## [Stated task]
Repeat the material exactly, leaving nothing out.
--- start ---
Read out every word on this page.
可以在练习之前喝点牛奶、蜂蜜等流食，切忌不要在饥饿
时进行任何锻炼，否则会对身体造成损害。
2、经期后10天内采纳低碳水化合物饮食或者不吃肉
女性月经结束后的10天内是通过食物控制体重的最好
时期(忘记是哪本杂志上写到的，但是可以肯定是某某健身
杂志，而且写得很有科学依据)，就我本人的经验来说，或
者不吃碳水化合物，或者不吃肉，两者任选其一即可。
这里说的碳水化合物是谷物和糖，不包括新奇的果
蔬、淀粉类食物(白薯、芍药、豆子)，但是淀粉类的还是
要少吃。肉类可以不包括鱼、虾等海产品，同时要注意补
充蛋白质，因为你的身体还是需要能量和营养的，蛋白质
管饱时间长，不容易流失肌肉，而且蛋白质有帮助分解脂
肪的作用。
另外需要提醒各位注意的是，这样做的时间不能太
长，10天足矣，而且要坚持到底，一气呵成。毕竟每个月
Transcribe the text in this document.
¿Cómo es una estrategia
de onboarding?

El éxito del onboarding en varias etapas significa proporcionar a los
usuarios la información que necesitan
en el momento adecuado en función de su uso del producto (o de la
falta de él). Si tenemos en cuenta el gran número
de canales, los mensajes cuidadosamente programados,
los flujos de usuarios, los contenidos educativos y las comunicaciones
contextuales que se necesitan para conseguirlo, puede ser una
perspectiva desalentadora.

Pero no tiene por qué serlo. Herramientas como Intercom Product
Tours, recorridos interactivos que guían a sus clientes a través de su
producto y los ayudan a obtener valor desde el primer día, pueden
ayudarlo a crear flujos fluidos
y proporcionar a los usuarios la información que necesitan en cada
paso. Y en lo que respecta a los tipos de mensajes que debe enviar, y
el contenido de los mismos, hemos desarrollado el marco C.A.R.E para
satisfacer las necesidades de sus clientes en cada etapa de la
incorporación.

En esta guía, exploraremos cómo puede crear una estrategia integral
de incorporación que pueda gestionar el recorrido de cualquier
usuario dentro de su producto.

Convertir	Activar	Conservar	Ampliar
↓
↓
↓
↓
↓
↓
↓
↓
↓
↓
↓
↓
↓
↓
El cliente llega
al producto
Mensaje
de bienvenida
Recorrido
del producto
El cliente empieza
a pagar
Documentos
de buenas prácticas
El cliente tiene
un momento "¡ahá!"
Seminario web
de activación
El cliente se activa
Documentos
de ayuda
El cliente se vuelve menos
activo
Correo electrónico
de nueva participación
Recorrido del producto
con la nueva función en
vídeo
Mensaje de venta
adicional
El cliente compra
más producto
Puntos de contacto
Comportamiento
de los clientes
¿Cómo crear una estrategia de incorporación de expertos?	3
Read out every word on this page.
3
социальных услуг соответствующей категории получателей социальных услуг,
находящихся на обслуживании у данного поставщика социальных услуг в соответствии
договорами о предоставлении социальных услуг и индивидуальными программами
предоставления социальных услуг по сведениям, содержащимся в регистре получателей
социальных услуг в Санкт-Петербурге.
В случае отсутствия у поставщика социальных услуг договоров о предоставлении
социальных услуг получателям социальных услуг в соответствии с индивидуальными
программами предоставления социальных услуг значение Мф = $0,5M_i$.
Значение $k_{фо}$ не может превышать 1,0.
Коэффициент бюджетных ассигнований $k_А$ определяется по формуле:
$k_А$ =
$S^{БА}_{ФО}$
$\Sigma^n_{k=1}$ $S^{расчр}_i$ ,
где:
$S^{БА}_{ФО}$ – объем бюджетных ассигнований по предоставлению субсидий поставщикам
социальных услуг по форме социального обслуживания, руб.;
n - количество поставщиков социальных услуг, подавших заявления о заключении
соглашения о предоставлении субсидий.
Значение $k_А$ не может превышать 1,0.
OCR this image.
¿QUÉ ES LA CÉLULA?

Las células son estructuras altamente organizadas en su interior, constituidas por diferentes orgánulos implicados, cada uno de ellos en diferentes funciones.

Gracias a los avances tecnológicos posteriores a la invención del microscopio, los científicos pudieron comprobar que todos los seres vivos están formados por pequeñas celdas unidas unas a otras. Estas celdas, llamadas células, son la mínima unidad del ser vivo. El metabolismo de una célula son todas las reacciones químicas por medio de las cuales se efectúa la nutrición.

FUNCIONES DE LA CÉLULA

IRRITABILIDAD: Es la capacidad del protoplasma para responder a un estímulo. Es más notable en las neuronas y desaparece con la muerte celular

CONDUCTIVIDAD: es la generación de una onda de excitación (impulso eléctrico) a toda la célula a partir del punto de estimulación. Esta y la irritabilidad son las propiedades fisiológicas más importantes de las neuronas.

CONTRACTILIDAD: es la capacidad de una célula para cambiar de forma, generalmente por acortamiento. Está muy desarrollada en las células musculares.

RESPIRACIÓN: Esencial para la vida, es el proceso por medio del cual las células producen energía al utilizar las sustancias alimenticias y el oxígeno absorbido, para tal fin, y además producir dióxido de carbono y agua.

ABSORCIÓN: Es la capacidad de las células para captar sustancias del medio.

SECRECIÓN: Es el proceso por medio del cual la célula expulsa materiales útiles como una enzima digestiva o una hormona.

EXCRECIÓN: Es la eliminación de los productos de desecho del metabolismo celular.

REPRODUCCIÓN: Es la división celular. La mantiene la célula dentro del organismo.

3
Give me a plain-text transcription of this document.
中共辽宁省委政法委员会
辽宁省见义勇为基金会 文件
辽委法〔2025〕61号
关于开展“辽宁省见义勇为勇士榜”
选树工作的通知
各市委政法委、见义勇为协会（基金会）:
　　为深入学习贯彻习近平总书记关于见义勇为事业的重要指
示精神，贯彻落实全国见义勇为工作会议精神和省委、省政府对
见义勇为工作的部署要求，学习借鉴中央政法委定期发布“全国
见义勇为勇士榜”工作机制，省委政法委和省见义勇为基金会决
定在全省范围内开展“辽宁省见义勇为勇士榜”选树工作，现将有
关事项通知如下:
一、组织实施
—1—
--- end ---
## [Task solution]
Read out every word on this page.
可以在练习之前喝点牛奶、蜂蜜等流食，切忌不要在饥饿
时进行任何锻炼，否则会对身体造成损害。
2、经期后10天内采纳低碳水化合物饮食或者不吃肉
女性月经结束后的10天内是通过食物控制体重的最好
时期(忘记是哪本杂志上写到的，但是可以肯定是某某健身
杂志，而且写得很有科学依据)，就我本人的经验来说，或
者不吃碳水化合物，或者不吃肉，两者任选其一即可。
这里说的碳水化合物是谷物和糖，不包括新奇的果
蔬、淀粉类食物(白薯、芍药、豆子)，但是淀粉类的还是
要少吃。肉类可以不包括鱼、虾等海产品，同时要注意补
充蛋白质，因为你的身体还是需要能量和营养的，蛋白质
管饱时间长，不容易流失肌肉，而且蛋白质有帮助分解脂
肪的作用。
另外需要提醒各位注意的是，这样做的时间不能太
长，10天足矣，而且要坚持到底，一气呵成。毕竟每个月
Transcribe the text in this document.
¿Cómo es una estrategia
de onboarding?

El éxito del onboarding en varias etapas significa proporcionar a los
usuarios la información que necesitan
en el momento adecuado en función de su uso del producto (o de la
falta de él). Si tenemos en cuenta el gran número
de canales, los mensajes cuidadosamente programados,
los flujos de usuarios, los contenidos educativos y las comunicaciones
contextuales que se necesitan para conseguirlo, puede ser una
perspectiva desalentadora.

Pero no tiene por qué serlo. Herramientas como Intercom Product
Tours, recorridos interactivos que guían a sus clientes a través de su
producto y los ayudan a obtener valor desde el primer día, pueden
ayudarlo a crear flujos fluidos
y proporcionar a los usuarios la información que necesitan en cada
paso. Y en lo que respecta a los tipos de mensajes que debe enviar, y
el contenido de los mismos, hemos desarrollado el marco C.A.R.E para
satisfacer las necesidades de sus clientes en cada etapa de la
incorporación.

En esta guía, exploraremos cómo puede crear una estrategia integral
de incorporación que pueda gestionar el recorrido de cualquier
usuario dentro de su producto.

Convertir	Activar	Conservar	Ampliar
↓
↓
↓
↓
↓
↓
↓
↓
↓
↓
↓
↓
↓
↓
El cliente llega
al producto
Mensaje
de bienvenida
Recorrido
del producto
El cliente empieza
a pagar
Documentos
de buenas prácticas
El cliente tiene
un momento "¡ahá!"
Seminario web
de activación
El cliente se activa
Documentos
de ayuda
El cliente se vuelve menos
activo
Correo electrónico
de nueva participación
Recorrido del producto
con la nueva función en
vídeo
Mensaje de venta
adicional
El cliente compra
más producto
Puntos de contacto
Comportamiento
de los clientes
¿Cómo crear una estrategia de incorporación de expertos?	3
Read out every word on this page.
3
социальных услуг соответствующей категории получателей социальных услуг,
находящихся на обслуживании у данного поставщика социальных услуг в соответствии
договорами о предоставлении социальных услуг и индивидуальными программами
предоставления социальных услуг по сведениям, содержащимся в регистре получателей
социальных услуг в Санкт-Петербурге.
В случае отсутствия у поставщика социальных услуг договоров о предоставлении
социальных услуг получателям социальных услуг в соответствии с индивидуальными
программами предоставления социальных услуг значение Мф = $0,5M_i$.
Значение $k_{фо}$ не может превышать 1,0.
Коэффициент бюджетных ассигнований $k_А$ определяется по формуле:
$k_А$ =
$S^{БА}_{ФО}$
$\Sigma^n_{k=1}$ $S^{расчр}_i$ ,
где:
$S^{БА}_{ФО}$ – объем бюджетных ассигнований по предоставлению субсидий поставщикам
социальных услуг по форме социального обслуживания, руб.;
n - количество поставщиков социальных услуг, подавших заявления о заключении
соглашения о предоставлении субсидий.
Значение $k_А$ не может превышать 1,0.
OCR this image.
¿QUÉ ES LA CÉLULA?

Las células son estructuras altamente organizadas en su interior, constituidas por diferentes orgánulos implicados, cada uno de ellos en diferentes funciones.

Gracias a los avances tecnológicos posteriores a la invención del microscopio, los científicos pudieron comprobar que todos los seres vivos están formados por pequeñas celdas unidas unas a otras. Estas celdas, llamadas células, son la mínima unidad del ser vivo. El metabolismo de una célula son todas las reacciones químicas por medio de las cuales se efectúa la nutrición.

FUNCIONES DE LA CÉLULA

IRRITABILIDAD: Es la capacidad del protoplasma para responder a un estímulo. Es más notable en las neuronas y desaparece con la muerte celular

CONDUCTIVIDAD: es la generación de una onda de excitación (impulso eléctrico) a toda la célula a partir del punto de estimulación. Esta y la irritabilidad son las propiedades fisiológicas más importantes de las neuronas.

CONTRACTILIDAD: es la capacidad de una célula para cambiar de forma, generalmente por acortamiento. Está muy desarrollada en las células musculares.

RESPIRACIÓN: Esencial para la vida, es el proceso por medio del cual las células producen energía al utilizar las sustancias alimenticias y el oxígeno absorbido, para tal fin, y además producir dióxido de carbono y agua.

ABSORCIÓN: Es la capacidad de las células para captar sustancias del medio.

SECRECIÓN: Es el proceso por medio del cual la célula expulsa materiales útiles como una enzima digestiva o una hormona.

EXCRECIÓN: Es la eliminación de los productos de desecho del metabolismo celular.

REPRODUCCIÓN: Es la división celular. La mantiene la célula dentro del organismo.

3
Give me a plain-text transcription of this document.
中共辽宁省委政法委员会
辽宁省见义勇为基金会 文件
辽委法〔2025〕61号
关于开展“辽宁省见义勇为勇士榜”
选树工作的通知
各市委政法委、见义勇为协会（基金会）:
　　为深入学习贯彻习近平总书记关于见义勇为事业的重要指
示精神，贯彻落实全国见义勇为工作会议精神和省委、省政府对
见义勇为工作的部署要求，学习借鉴中央政法委定期发布“全国
见义勇为勇士榜”工作机制，省委政法委和省见义勇为基金会决
定在全省范围内开展“辽宁省见义勇为勇士榜”选树工作，现将有
关事项通知如下:
一、组织实施
—1—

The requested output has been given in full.